◆ Records provided
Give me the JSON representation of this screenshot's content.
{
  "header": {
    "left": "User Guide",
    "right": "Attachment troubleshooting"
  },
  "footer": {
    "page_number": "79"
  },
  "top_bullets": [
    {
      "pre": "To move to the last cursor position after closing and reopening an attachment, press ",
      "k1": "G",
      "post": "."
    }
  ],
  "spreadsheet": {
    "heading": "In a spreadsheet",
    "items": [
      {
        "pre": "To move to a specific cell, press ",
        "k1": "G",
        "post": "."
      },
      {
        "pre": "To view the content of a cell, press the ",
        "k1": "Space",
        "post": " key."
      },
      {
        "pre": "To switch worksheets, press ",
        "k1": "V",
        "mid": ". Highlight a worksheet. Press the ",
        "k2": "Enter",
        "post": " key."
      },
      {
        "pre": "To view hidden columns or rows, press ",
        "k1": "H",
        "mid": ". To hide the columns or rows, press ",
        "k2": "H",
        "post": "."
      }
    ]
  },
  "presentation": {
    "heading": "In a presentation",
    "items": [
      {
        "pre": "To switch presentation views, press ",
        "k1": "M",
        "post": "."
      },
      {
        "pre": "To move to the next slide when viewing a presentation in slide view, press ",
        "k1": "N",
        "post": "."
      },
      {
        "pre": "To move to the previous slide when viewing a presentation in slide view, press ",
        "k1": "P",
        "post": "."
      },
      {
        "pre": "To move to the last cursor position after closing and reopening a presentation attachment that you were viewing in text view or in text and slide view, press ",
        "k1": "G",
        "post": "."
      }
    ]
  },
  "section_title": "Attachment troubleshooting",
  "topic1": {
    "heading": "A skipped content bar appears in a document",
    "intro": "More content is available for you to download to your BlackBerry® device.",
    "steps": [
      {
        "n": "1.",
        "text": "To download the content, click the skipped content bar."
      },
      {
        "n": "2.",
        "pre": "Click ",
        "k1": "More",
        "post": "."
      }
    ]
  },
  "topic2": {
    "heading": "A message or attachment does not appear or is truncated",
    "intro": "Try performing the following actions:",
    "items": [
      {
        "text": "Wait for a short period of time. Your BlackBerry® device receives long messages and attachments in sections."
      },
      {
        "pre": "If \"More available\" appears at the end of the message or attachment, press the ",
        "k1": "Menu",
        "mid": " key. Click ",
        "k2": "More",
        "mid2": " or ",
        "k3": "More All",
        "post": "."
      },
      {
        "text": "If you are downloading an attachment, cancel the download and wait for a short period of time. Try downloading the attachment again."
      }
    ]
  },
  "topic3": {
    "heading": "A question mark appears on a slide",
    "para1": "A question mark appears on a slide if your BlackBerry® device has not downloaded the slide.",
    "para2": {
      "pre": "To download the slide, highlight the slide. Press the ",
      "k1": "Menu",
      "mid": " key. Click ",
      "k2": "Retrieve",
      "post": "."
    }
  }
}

◆ What you have to do
Reproduce the data, keeping every line exactly the same.

◆ Task solution
Give me the JSON representation of this screenshot's content.
{
  "header": {
    "left": "User Guide",
    "right": "Attachment troubleshooting"
  },
  "footer": {
    "page_number": "79"
  },
  "top_bullets": [
    {
      "pre": "To move to the last cursor position after closing and reopening an attachment, press ",
      "k1": "G",
      "post": "."
    }
  ],
  "spreadsheet": {
    "heading": "In a spreadsheet",
    "items": [
      {
        "pre": "To move to a specific cell, press ",
        "k1": "G",
        "post": "."
      },
      {
        "pre": "To view the content of a cell, press the ",
        "k1": "Space",
        "post": " key."
      },
      {
        "pre": "To switch worksheets, press ",
        "k1": "V",
        "mid": ". Highlight a worksheet. Press the ",
        "k2": "Enter",
        "post": " key."
      },
      {
        "pre": "To view hidden columns or rows, press ",
        "k1": "H",
        "mid": ". To hide the columns or rows, press ",
        "k2": "H",
        "post": "."
      }
    ]
  },
  "presentation": {
    "heading": "In a presentation",
    "items": [
      {
        "pre": "To switch presentation views, press ",
        "k1": "M",
        "post": "."
      },
      {
        "pre": "To move to the next slide when viewing a presentation in slide view, press ",
        "k1": "N",
        "post": "."
      },
      {
        "pre": "To move to the previous slide when viewing a presentation in slide view, press ",
        "k1": "P",
        "post": "."
      },
      {
        "pre": "To move to the last cursor position after closing and reopening a presentation attachment that you were viewing in text view or in text and slide view, press ",
        "k1": "G",
        "post": "."
      }
    ]
  },
  "section_title": "Attachment troubleshooting",
  "topic1": {
    "heading": "A skipped content bar appears in a document",
    "intro": "More content is available for you to download to your BlackBerry® device.",
    "steps": [
      {
        "n": "1.",
        "text": "To download the content, click the skipped content bar."
      },
      {
        "n": "2.",
        "pre": "Click ",
        "k1": "More",
        "post": "."
      }
    ]
  },
  "topic2": {
    "heading": "A message or attachment does not appear or is truncated",
    "intro": "Try performing the following actions:",
    "items": [
      {
        "text": "Wait for a short period of time. Your BlackBerry® device receives long messages and attachments in sections."
      },
      {
        "pre": "If \"More available\" appears at the end of the message or attachment, press the ",
        "k1": "Menu",
        "mid": " key. Click ",
        "k2": "More",
        "mid2": " or ",
        "k3": "More All",
        "post": "."
      },
      {
        "text": "If you are downloading an attachment, cancel the download and wait for a short period of time. Try downloading the attachment again."
      }
    ]
  },
  "topic3": {
    "heading": "A question mark appears on a slide",
    "para1": "A question mark appears on a slide if your BlackBerry® device has not downloaded the slide.",
    "para2": {
      "pre": "To download the slide, highlight the slide. Press the ",
      "k1": "Menu",
      "mid": " key. Click ",
      "k2": "Retrieve",
      "post": "."
    }
  }
}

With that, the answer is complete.